» Requirement
Locate the word "تستطيع" in the data below, then copy every line that holds it.

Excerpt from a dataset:
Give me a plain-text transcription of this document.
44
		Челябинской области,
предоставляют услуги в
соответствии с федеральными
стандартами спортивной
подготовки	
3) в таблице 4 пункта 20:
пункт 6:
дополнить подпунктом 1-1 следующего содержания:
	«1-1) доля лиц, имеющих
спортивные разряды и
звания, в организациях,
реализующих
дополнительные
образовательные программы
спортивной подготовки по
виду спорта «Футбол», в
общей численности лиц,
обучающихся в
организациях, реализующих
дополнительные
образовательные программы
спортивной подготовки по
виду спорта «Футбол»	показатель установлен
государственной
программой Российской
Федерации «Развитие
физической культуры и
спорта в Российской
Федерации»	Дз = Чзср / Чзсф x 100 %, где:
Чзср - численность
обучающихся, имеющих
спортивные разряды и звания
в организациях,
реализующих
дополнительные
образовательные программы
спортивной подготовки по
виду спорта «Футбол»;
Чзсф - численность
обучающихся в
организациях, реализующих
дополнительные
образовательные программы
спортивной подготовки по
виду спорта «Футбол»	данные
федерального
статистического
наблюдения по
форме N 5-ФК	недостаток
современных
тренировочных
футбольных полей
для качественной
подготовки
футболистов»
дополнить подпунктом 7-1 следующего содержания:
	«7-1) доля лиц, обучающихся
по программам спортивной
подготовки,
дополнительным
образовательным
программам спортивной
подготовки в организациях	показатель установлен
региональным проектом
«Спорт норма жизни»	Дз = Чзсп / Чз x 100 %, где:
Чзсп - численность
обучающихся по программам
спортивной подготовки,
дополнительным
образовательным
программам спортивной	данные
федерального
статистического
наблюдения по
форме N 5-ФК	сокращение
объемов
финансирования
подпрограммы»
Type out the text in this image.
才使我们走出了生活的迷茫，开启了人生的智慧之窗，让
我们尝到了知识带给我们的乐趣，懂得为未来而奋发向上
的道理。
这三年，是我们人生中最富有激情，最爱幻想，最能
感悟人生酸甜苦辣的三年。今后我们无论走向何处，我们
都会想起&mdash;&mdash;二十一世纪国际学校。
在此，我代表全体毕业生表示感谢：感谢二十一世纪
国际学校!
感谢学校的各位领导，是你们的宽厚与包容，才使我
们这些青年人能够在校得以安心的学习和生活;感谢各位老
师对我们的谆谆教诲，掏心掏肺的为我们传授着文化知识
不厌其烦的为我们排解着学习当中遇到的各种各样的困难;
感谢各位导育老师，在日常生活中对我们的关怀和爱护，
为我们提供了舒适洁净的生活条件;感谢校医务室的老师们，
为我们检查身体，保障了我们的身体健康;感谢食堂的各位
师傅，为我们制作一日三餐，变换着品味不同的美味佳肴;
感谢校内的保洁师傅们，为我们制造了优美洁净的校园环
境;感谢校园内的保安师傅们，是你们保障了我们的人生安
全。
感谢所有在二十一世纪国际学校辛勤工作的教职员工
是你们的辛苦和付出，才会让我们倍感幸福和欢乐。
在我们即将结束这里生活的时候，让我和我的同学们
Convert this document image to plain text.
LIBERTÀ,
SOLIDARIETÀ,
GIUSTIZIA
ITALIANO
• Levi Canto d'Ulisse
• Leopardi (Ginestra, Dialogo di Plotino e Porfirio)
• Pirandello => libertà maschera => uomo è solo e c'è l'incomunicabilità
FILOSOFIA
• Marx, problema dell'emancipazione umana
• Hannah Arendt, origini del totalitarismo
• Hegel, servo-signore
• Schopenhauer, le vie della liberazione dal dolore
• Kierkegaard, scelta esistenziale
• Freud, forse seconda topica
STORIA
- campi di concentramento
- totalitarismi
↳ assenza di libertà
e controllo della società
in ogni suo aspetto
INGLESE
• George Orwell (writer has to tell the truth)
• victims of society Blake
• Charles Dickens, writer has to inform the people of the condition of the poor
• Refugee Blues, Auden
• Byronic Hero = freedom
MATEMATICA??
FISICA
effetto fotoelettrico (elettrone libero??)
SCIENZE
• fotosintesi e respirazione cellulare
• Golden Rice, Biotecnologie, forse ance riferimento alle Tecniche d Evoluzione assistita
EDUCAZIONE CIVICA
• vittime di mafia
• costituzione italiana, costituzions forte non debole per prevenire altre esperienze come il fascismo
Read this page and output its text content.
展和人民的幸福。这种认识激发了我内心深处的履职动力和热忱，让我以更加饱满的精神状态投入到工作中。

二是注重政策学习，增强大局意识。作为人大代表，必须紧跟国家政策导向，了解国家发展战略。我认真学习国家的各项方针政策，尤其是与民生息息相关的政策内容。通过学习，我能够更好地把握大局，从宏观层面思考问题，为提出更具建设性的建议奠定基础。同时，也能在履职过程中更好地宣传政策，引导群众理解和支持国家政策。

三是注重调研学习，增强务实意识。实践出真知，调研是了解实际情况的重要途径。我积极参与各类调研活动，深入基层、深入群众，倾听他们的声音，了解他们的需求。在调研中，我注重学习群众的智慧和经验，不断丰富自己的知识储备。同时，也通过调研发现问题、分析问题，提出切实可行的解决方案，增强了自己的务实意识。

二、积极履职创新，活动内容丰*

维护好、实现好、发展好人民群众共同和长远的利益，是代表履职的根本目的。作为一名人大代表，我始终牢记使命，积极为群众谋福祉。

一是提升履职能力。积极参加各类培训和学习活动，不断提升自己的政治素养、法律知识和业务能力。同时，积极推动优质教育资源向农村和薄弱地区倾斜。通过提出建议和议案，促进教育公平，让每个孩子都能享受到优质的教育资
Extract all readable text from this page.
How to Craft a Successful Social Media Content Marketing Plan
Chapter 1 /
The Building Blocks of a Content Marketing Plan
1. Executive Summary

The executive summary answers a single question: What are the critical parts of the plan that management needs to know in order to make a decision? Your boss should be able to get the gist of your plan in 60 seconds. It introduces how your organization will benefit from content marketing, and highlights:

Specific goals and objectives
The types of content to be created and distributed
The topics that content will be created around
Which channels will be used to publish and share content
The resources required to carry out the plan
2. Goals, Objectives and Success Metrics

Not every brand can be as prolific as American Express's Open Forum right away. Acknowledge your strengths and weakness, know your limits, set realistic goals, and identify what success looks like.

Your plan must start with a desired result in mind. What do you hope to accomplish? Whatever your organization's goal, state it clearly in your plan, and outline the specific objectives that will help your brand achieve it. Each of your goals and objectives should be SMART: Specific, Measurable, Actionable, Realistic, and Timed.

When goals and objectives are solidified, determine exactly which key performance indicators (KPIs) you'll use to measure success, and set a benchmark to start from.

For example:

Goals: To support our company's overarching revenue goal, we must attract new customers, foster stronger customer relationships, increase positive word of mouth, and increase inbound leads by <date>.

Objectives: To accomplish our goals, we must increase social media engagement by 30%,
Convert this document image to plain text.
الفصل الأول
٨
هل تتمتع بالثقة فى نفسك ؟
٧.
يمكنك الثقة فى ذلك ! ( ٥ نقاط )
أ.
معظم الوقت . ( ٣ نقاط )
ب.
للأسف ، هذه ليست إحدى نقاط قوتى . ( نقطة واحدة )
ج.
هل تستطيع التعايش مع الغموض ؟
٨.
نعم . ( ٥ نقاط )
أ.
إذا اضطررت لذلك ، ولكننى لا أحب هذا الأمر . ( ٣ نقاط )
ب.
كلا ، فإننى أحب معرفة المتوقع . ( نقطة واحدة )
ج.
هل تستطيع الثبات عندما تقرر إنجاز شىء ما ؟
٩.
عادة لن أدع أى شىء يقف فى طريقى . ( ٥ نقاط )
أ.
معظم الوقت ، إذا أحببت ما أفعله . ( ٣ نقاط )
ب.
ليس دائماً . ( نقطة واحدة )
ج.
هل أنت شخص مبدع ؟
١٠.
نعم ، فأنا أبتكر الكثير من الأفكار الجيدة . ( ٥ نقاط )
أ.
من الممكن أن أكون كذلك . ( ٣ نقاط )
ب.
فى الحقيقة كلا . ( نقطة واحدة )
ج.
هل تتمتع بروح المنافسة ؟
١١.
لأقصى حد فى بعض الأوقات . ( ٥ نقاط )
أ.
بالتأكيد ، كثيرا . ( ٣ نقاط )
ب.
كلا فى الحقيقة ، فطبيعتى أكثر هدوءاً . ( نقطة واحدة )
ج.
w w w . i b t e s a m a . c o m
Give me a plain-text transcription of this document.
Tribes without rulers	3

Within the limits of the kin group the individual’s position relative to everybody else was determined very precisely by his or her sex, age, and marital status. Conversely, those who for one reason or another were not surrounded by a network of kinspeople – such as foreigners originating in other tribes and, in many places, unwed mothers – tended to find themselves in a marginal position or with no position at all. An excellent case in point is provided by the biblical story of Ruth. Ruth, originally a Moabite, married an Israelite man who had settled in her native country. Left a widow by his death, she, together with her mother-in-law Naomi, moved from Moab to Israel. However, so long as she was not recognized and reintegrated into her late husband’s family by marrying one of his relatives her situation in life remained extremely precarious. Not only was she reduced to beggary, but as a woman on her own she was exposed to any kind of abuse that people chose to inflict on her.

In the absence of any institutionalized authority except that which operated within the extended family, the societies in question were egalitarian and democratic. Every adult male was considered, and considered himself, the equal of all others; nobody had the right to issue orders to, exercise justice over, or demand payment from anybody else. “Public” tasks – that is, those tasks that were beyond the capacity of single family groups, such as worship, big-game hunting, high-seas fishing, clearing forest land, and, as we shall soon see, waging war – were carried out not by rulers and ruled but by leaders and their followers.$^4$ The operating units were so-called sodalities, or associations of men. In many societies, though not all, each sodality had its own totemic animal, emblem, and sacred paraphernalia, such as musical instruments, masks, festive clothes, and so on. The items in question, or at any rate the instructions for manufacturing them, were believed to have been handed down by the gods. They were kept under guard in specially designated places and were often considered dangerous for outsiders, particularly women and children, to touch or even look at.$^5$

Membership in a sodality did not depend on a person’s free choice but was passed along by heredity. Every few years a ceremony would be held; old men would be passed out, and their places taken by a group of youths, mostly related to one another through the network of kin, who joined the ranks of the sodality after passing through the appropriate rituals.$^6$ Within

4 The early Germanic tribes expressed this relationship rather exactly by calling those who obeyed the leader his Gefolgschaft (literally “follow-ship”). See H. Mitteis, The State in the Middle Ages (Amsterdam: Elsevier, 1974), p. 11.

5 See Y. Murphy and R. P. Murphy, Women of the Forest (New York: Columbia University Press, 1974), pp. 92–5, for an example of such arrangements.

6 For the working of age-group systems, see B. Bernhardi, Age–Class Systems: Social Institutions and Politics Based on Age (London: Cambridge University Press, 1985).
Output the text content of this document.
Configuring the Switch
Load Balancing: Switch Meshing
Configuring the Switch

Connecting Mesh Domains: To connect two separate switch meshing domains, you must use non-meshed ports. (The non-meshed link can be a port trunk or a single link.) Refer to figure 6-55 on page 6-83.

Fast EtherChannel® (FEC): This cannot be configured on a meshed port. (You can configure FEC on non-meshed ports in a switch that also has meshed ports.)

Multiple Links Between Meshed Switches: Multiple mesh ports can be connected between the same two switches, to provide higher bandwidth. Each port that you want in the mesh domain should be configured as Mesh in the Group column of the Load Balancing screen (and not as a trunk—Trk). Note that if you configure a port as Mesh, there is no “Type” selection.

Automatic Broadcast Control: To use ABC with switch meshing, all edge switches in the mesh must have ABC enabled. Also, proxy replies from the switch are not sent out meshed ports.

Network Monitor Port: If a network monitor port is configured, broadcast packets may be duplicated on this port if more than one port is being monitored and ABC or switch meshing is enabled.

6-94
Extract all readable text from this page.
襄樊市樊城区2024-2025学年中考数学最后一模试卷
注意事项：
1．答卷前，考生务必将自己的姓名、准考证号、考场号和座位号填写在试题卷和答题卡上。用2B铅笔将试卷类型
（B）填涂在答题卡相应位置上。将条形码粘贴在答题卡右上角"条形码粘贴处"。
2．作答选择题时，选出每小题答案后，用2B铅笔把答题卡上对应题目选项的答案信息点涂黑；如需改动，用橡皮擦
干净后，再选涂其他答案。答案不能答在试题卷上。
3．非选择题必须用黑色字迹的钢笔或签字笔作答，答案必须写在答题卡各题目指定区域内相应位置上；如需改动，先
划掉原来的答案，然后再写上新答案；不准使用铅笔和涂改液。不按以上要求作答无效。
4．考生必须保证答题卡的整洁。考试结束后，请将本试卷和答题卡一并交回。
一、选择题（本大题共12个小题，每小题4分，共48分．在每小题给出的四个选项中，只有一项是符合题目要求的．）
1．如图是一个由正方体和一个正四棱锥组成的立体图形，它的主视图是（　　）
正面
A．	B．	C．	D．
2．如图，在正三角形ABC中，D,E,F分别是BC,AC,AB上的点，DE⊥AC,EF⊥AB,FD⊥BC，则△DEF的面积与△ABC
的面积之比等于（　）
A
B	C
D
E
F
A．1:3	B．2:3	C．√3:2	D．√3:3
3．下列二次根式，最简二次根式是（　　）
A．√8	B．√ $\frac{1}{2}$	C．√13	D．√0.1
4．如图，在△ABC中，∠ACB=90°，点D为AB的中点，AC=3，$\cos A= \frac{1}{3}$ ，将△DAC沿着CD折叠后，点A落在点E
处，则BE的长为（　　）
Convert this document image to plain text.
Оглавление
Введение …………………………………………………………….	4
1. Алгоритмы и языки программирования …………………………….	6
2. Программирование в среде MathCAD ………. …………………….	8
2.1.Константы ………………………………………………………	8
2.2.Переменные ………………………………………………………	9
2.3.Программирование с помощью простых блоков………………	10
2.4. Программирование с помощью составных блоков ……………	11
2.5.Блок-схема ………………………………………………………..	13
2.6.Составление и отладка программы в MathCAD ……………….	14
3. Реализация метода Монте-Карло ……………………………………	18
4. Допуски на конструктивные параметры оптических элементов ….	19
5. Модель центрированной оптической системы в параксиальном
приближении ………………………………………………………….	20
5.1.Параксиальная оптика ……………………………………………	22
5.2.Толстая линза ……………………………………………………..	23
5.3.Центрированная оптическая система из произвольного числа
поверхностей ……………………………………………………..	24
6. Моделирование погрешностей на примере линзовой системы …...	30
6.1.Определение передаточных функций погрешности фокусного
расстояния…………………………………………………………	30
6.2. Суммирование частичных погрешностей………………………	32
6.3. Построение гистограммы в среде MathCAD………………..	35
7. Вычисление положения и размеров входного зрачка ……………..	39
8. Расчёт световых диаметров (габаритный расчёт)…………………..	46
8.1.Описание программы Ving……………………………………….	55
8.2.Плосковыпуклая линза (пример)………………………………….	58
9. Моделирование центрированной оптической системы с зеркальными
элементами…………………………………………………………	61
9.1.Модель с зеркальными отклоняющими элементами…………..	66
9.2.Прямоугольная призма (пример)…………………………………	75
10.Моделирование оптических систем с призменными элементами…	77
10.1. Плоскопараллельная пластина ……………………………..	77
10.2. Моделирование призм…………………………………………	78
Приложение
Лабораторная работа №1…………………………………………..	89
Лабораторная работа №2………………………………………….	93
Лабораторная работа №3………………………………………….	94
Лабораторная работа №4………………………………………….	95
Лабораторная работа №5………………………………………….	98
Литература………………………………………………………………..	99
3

» Finished answer
هل تستطيع التعايش مع الغموض ؟
هل تستطيع الثبات عندما تقرر إنجاز شىء ما ؟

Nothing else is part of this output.